SET PROBLEM - Copy out all the lines exactly. Omit pictures.

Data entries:
--------------------------------------------------

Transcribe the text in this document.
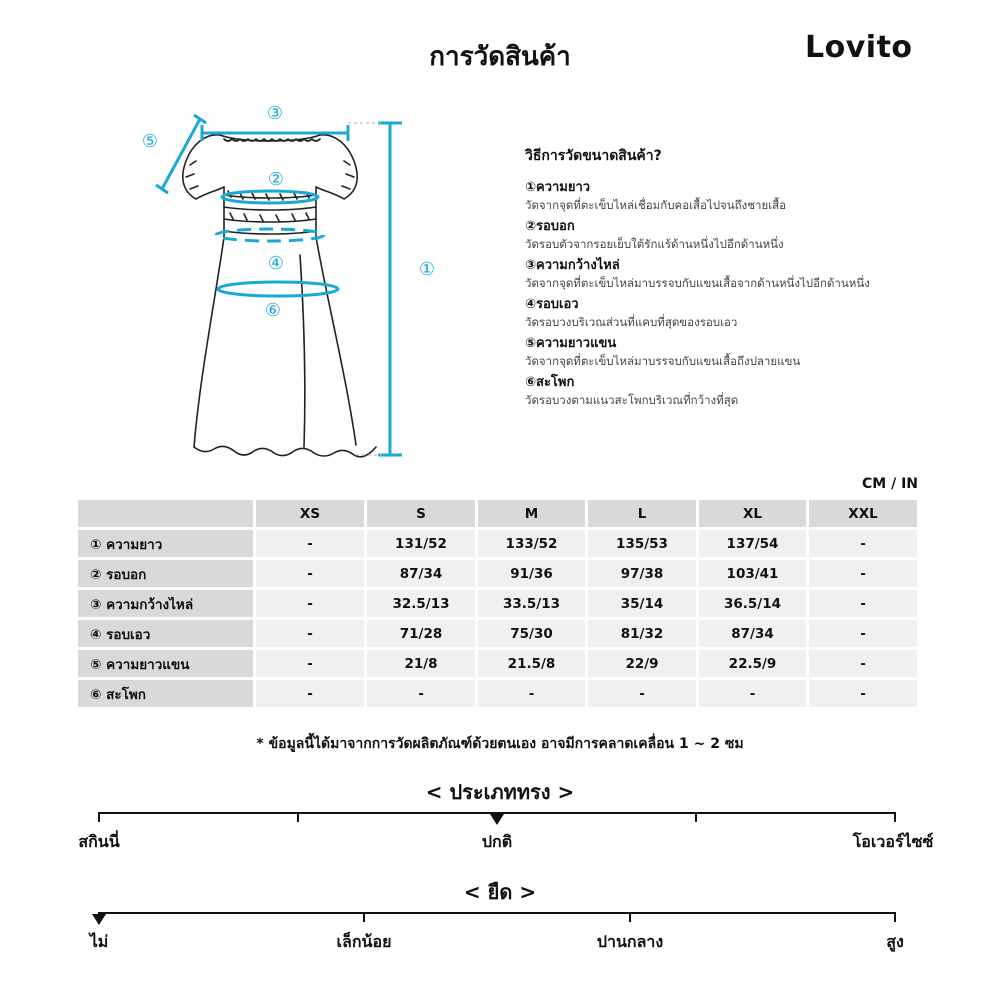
การวัดสินค้า	Lovito
①
②
③
④
⑤
⑥
วิธีการวัดขนาดสินค้า?
①ความยาว
วัดจากจุดที่ตะเข็บไหล่เชื่อมกับคอเสื้อไปจนถึงชายเสื้อ
②รอบอก
วัดรอบตัวจากรอยเย็บใต้รักแร้ด้านหนึ่งไปอีกด้านหนึ่ง
③ความกว้างไหล่
วัดจากจุดที่ตะเข็บไหล่มาบรรจบกับแขนเสื้อจากด้านหนึ่งไปอีกด้านหนึ่ง
④รอบเอว
วัดรอบวงบริเวณส่วนที่แคบที่สุดของรอบเอว
⑤ความยาวแขน
วัดจากจุดที่ตะเข็บไหล่มาบรรจบกับแขนเสื้อถึงปลายแขน
⑥สะโพก
วัดรอบวงตามแนวสะโพกบริเวณที่กว้างที่สุด
CM / IN
	XS	S	M	L	XL	XXL
① ความยาว	-	131/52	133/52	135/53	137/54	-
② รอบอก	-	87/34	91/36	97/38	103/41	-
③ ความกว้างไหล่	-	32.5/13	33.5/13	35/14	36.5/14	-
④ รอบเอว	-	71/28	75/30	81/32	87/34	-
⑤ ความยาวแขน	-	21/8	21.5/8	22/9	22.5/9	-
⑥ สะโพก	-	-	-	-	-	-
* ข้อมูลนี้ได้มาจากการวัดผลิตภัณฑ์ด้วยตนเอง อาจมีการคลาดเคลื่อน 1 ~ 2 ซม
< ประเภททรง >
สกินนี่	ปกติ	โอเวอร์ไซซ์
< ยืด >
ไม่	เล็กน้อย	ปานกลาง	สูง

--------------------------------------------------

OUTPUT OF THE TASK -
Transcribe the text in this document.
การวัดสินค้า	Lovito
①
②
③
④
⑤
⑥
วิธีการวัดขนาดสินค้า?
①ความยาว
วัดจากจุดที่ตะเข็บไหล่เชื่อมกับคอเสื้อไปจนถึงชายเสื้อ
②รอบอก
วัดรอบตัวจากรอยเย็บใต้รักแร้ด้านหนึ่งไปอีกด้านหนึ่ง
③ความกว้างไหล่
วัดจากจุดที่ตะเข็บไหล่มาบรรจบกับแขนเสื้อจากด้านหนึ่งไปอีกด้านหนึ่ง
④รอบเอว
วัดรอบวงบริเวณส่วนที่แคบที่สุดของรอบเอว
⑤ความยาวแขน
วัดจากจุดที่ตะเข็บไหล่มาบรรจบกับแขนเสื้อถึงปลายแขน
⑥สะโพก
วัดรอบวงตามแนวสะโพกบริเวณที่กว้างที่สุด
CM / IN
	XS	S	M	L	XL	XXL
① ความยาว	-	131/52	133/52	135/53	137/54	-
② รอบอก	-	87/34	91/36	97/38	103/41	-
③ ความกว้างไหล่	-	32.5/13	33.5/13	35/14	36.5/14	-
④ รอบเอว	-	71/28	75/30	81/32	87/34	-
⑤ ความยาวแขน	-	21/8	21.5/8	22/9	22.5/9	-
⑥ สะโพก	-	-	-	-	-	-
* ข้อมูลนี้ได้มาจากการวัดผลิตภัณฑ์ด้วยตนเอง อาจมีการคลาดเคลื่อน 1 ~ 2 ซม
< ประเภททรง >
สกินนี่	ปกติ	โอเวอร์ไซซ์
< ยืด >
ไม่	เล็กน้อย	ปานกลาง	สูง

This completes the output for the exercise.